> Set task: Copy out every line exactly as given.

— START Data shown —

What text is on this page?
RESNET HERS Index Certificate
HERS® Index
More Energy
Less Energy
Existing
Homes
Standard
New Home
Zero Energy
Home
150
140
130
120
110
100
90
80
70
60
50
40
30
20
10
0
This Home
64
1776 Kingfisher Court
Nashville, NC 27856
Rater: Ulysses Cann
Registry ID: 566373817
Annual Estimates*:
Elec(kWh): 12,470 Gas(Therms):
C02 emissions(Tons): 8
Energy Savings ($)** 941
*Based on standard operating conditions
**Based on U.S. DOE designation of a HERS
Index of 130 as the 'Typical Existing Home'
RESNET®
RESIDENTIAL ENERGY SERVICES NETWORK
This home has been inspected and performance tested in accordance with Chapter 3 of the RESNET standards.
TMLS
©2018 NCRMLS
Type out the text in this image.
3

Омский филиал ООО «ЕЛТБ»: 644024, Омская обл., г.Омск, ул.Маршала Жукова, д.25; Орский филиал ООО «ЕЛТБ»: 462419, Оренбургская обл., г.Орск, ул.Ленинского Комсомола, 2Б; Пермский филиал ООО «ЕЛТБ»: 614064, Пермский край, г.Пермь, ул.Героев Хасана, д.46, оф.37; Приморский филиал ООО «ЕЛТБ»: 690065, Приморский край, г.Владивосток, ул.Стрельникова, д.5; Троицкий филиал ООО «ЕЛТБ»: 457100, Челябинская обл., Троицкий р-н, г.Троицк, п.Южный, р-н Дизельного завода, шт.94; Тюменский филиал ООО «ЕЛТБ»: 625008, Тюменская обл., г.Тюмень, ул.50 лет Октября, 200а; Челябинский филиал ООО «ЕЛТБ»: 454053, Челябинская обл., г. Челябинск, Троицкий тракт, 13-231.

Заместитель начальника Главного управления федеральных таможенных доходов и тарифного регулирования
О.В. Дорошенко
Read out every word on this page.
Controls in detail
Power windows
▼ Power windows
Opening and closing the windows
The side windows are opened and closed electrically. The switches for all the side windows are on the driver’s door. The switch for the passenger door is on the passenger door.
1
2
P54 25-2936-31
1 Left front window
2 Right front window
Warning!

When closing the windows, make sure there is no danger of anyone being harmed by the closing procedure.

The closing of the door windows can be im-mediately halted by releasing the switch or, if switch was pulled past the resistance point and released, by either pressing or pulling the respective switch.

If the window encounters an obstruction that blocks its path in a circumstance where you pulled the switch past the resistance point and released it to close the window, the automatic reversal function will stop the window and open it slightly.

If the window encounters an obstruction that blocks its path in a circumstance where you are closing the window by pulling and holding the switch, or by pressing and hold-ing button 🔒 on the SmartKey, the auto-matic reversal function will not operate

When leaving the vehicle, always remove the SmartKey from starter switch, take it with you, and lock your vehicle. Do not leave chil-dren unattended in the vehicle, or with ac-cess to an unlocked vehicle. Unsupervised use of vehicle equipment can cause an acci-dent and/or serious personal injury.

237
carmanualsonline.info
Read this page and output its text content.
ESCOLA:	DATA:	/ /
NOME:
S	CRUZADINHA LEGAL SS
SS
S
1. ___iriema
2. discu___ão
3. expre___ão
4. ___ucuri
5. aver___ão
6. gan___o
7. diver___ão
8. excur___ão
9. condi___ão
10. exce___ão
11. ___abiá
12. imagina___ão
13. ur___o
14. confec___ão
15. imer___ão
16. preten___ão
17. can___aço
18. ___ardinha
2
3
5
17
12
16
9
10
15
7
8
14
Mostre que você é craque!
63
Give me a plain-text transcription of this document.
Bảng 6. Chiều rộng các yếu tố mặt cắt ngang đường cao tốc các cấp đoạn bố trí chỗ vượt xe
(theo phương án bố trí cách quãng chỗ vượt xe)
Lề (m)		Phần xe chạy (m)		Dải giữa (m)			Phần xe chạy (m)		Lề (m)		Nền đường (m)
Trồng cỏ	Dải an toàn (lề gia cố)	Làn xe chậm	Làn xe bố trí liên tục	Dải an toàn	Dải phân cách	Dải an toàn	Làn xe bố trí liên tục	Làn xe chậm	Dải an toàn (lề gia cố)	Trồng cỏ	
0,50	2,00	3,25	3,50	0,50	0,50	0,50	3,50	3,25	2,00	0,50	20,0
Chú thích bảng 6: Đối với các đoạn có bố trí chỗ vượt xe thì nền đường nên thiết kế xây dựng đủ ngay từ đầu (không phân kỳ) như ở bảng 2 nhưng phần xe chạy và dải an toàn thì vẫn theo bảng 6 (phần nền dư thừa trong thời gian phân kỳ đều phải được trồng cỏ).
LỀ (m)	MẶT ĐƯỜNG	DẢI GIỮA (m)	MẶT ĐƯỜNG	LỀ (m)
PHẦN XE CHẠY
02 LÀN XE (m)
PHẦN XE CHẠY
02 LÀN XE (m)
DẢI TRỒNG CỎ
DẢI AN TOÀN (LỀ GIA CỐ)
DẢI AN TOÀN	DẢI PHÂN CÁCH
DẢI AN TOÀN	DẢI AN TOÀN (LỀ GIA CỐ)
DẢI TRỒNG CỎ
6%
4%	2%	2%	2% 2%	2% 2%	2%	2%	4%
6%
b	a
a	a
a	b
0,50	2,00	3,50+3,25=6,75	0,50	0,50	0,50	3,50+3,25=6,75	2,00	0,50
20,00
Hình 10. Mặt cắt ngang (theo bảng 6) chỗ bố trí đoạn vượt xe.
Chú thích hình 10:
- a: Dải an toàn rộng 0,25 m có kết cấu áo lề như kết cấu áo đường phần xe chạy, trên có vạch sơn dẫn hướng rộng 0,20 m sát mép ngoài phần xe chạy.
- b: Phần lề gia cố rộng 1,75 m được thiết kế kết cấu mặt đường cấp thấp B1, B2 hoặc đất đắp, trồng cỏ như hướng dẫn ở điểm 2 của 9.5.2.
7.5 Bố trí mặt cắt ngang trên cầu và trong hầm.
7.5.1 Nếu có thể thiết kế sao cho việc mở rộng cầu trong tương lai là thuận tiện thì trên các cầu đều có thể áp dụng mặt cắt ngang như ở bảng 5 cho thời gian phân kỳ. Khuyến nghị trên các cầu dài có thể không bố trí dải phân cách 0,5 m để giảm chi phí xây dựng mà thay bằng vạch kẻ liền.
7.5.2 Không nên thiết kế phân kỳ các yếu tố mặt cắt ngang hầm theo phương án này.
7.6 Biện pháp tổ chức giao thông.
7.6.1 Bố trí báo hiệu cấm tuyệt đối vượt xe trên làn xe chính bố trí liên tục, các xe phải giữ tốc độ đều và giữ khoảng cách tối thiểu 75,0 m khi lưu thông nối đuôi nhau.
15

— END Data shown —

> Result of this task:
What text is on this page?
RESNET HERS Index Certificate
HERS® Index
More Energy
Less Energy
Existing
Homes
Standard
New Home
Zero Energy
Home
150
140
130
120
110
100
90
80
70
60
50
40
30
20
10
0
This Home
64
1776 Kingfisher Court
Nashville, NC 27856
Rater: Ulysses Cann
Registry ID: 566373817
Annual Estimates*:
Elec(kWh): 12,470 Gas(Therms):
C02 emissions(Tons): 8
Energy Savings ($)** 941
*Based on standard operating conditions
**Based on U.S. DOE designation of a HERS
Index of 130 as the 'Typical Existing Home'
RESNET®
RESIDENTIAL ENERGY SERVICES NETWORK
This home has been inspected and performance tested in accordance with Chapter 3 of the RESNET standards.
TMLS
©2018 NCRMLS
Type out the text in this image.
3

Омский филиал ООО «ЕЛТБ»: 644024, Омская обл., г.Омск, ул.Маршала Жукова, д.25; Орский филиал ООО «ЕЛТБ»: 462419, Оренбургская обл., г.Орск, ул.Ленинского Комсомола, 2Б; Пермский филиал ООО «ЕЛТБ»: 614064, Пермский край, г.Пермь, ул.Героев Хасана, д.46, оф.37; Приморский филиал ООО «ЕЛТБ»: 690065, Приморский край, г.Владивосток, ул.Стрельникова, д.5; Троицкий филиал ООО «ЕЛТБ»: 457100, Челябинская обл., Троицкий р-н, г.Троицк, п.Южный, р-н Дизельного завода, шт.94; Тюменский филиал ООО «ЕЛТБ»: 625008, Тюменская обл., г.Тюмень, ул.50 лет Октября, 200а; Челябинский филиал ООО «ЕЛТБ»: 454053, Челябинская обл., г. Челябинск, Троицкий тракт, 13-231.

Заместитель начальника Главного управления федеральных таможенных доходов и тарифного регулирования
О.В. Дорошенко
Read out every word on this page.
Controls in detail
Power windows
▼ Power windows
Opening and closing the windows
The side windows are opened and closed electrically. The switches for all the side windows are on the driver’s door. The switch for the passenger door is on the passenger door.
1
2
P54 25-2936-31
1 Left front window
2 Right front window
Warning!

When closing the windows, make sure there is no danger of anyone being harmed by the closing procedure.

The closing of the door windows can be im-mediately halted by releasing the switch or, if switch was pulled past the resistance point and released, by either pressing or pulling the respective switch.

If the window encounters an obstruction that blocks its path in a circumstance where you pulled the switch past the resistance point and released it to close the window, the automatic reversal function will stop the window and open it slightly.

If the window encounters an obstruction that blocks its path in a circumstance where you are closing the window by pulling and holding the switch, or by pressing and hold-ing button 🔒 on the SmartKey, the auto-matic reversal function will not operate

When leaving the vehicle, always remove the SmartKey from starter switch, take it with you, and lock your vehicle. Do not leave chil-dren unattended in the vehicle, or with ac-cess to an unlocked vehicle. Unsupervised use of vehicle equipment can cause an acci-dent and/or serious personal injury.

237
carmanualsonline.info
Read this page and output its text content.
ESCOLA:	DATA:	/ /
NOME:
S	CRUZADINHA LEGAL SS
SS
S
1. ___iriema
2. discu___ão
3. expre___ão
4. ___ucuri
5. aver___ão
6. gan___o
7. diver___ão
8. excur___ão
9. condi___ão
10. exce___ão
11. ___abiá
12. imagina___ão
13. ur___o
14. confec___ão
15. imer___ão
16. preten___ão
17. can___aço
18. ___ardinha
2
3
5
17
12
16
9
10
15
7
8
14
Mostre que você é craque!
63
Give me a plain-text transcription of this document.
Bảng 6. Chiều rộng các yếu tố mặt cắt ngang đường cao tốc các cấp đoạn bố trí chỗ vượt xe
(theo phương án bố trí cách quãng chỗ vượt xe)
Lề (m)		Phần xe chạy (m)		Dải giữa (m)			Phần xe chạy (m)		Lề (m)		Nền đường (m)
Trồng cỏ	Dải an toàn (lề gia cố)	Làn xe chậm	Làn xe bố trí liên tục	Dải an toàn	Dải phân cách	Dải an toàn	Làn xe bố trí liên tục	Làn xe chậm	Dải an toàn (lề gia cố)	Trồng cỏ	
0,50	2,00	3,25	3,50	0,50	0,50	0,50	3,50	3,25	2,00	0,50	20,0
Chú thích bảng 6: Đối với các đoạn có bố trí chỗ vượt xe thì nền đường nên thiết kế xây dựng đủ ngay từ đầu (không phân kỳ) như ở bảng 2 nhưng phần xe chạy và dải an toàn thì vẫn theo bảng 6 (phần nền dư thừa trong thời gian phân kỳ đều phải được trồng cỏ).
LỀ (m)	MẶT ĐƯỜNG	DẢI GIỮA (m)	MẶT ĐƯỜNG	LỀ (m)
PHẦN XE CHẠY
02 LÀN XE (m)
PHẦN XE CHẠY
02 LÀN XE (m)
DẢI TRỒNG CỎ
DẢI AN TOÀN (LỀ GIA CỐ)
DẢI AN TOÀN	DẢI PHÂN CÁCH
DẢI AN TOÀN	DẢI AN TOÀN (LỀ GIA CỐ)
DẢI TRỒNG CỎ
6%
4%	2%	2%	2% 2%	2% 2%	2%	2%	4%
6%
b	a
a	a
a	b
0,50	2,00	3,50+3,25=6,75	0,50	0,50	0,50	3,50+3,25=6,75	2,00	0,50
20,00
Hình 10. Mặt cắt ngang (theo bảng 6) chỗ bố trí đoạn vượt xe.
Chú thích hình 10:
- a: Dải an toàn rộng 0,25 m có kết cấu áo lề như kết cấu áo đường phần xe chạy, trên có vạch sơn dẫn hướng rộng 0,20 m sát mép ngoài phần xe chạy.
- b: Phần lề gia cố rộng 1,75 m được thiết kế kết cấu mặt đường cấp thấp B1, B2 hoặc đất đắp, trồng cỏ như hướng dẫn ở điểm 2 của 9.5.2.
7.5 Bố trí mặt cắt ngang trên cầu và trong hầm.
7.5.1 Nếu có thể thiết kế sao cho việc mở rộng cầu trong tương lai là thuận tiện thì trên các cầu đều có thể áp dụng mặt cắt ngang như ở bảng 5 cho thời gian phân kỳ. Khuyến nghị trên các cầu dài có thể không bố trí dải phân cách 0,5 m để giảm chi phí xây dựng mà thay bằng vạch kẻ liền.
7.5.2 Không nên thiết kế phân kỳ các yếu tố mặt cắt ngang hầm theo phương án này.
7.6 Biện pháp tổ chức giao thông.
7.6.1 Bố trí báo hiệu cấm tuyệt đối vượt xe trên làn xe chính bố trí liên tục, các xe phải giữ tốc độ đều và giữ khoảng cách tối thiểu 75,0 m khi lưu thông nối đuôi nhau.
15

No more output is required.